* Begin Stored records *
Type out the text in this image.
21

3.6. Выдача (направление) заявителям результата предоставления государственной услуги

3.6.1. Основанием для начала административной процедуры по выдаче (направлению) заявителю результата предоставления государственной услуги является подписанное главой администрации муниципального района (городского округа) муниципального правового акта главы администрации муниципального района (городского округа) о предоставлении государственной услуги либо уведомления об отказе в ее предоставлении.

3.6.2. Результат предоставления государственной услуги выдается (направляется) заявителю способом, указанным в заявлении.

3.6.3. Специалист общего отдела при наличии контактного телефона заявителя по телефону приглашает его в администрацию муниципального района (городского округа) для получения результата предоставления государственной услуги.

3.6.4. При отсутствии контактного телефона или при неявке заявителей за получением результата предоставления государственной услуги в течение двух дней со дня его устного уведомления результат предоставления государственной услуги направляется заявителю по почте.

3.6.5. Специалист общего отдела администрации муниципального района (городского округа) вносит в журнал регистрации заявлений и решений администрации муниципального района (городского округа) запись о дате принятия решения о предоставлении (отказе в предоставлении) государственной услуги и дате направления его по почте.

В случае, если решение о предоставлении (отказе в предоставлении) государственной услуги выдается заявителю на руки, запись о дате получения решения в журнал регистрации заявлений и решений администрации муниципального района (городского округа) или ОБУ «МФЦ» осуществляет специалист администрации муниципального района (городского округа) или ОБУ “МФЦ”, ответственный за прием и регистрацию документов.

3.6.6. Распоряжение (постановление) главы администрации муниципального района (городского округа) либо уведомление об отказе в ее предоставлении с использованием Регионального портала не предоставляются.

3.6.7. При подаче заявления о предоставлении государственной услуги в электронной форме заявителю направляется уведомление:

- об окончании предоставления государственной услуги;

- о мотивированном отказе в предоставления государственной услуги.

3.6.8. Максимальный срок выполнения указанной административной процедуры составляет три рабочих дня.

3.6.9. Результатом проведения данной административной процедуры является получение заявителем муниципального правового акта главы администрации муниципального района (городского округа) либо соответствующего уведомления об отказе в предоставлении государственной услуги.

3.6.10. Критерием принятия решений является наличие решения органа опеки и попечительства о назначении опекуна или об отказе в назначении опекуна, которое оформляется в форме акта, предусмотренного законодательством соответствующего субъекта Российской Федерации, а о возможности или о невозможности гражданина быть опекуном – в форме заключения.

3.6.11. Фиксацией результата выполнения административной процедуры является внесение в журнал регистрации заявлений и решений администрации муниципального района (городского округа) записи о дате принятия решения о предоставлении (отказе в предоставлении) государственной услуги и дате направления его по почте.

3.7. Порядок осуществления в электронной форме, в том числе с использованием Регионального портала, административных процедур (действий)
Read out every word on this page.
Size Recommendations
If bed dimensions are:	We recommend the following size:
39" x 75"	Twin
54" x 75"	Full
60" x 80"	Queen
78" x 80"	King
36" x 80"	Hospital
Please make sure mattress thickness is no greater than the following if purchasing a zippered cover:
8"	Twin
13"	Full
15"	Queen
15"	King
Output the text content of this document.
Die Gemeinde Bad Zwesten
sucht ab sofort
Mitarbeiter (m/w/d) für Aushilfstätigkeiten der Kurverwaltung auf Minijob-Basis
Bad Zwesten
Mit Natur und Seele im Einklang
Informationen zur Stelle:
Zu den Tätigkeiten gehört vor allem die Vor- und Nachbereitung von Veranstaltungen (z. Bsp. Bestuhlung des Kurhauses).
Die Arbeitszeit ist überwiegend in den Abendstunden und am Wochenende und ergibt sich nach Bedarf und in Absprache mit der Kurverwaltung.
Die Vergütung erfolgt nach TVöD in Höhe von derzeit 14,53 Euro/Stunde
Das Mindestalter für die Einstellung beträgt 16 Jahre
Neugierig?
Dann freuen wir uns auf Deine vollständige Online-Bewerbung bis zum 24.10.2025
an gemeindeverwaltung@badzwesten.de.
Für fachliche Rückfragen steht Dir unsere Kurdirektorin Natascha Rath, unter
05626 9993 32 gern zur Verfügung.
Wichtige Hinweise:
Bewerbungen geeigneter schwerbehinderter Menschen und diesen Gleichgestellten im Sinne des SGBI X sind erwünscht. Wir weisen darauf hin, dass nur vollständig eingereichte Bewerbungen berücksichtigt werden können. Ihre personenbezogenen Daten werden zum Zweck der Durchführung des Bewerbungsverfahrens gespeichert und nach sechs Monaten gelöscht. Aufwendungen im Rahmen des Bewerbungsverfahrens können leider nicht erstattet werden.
* End Stored records *
* _Given exercise_: Search the data above for lines holding "text" and copy each of them.

* _Answer below_:
Type out the text in this image.
Output the text content of this document.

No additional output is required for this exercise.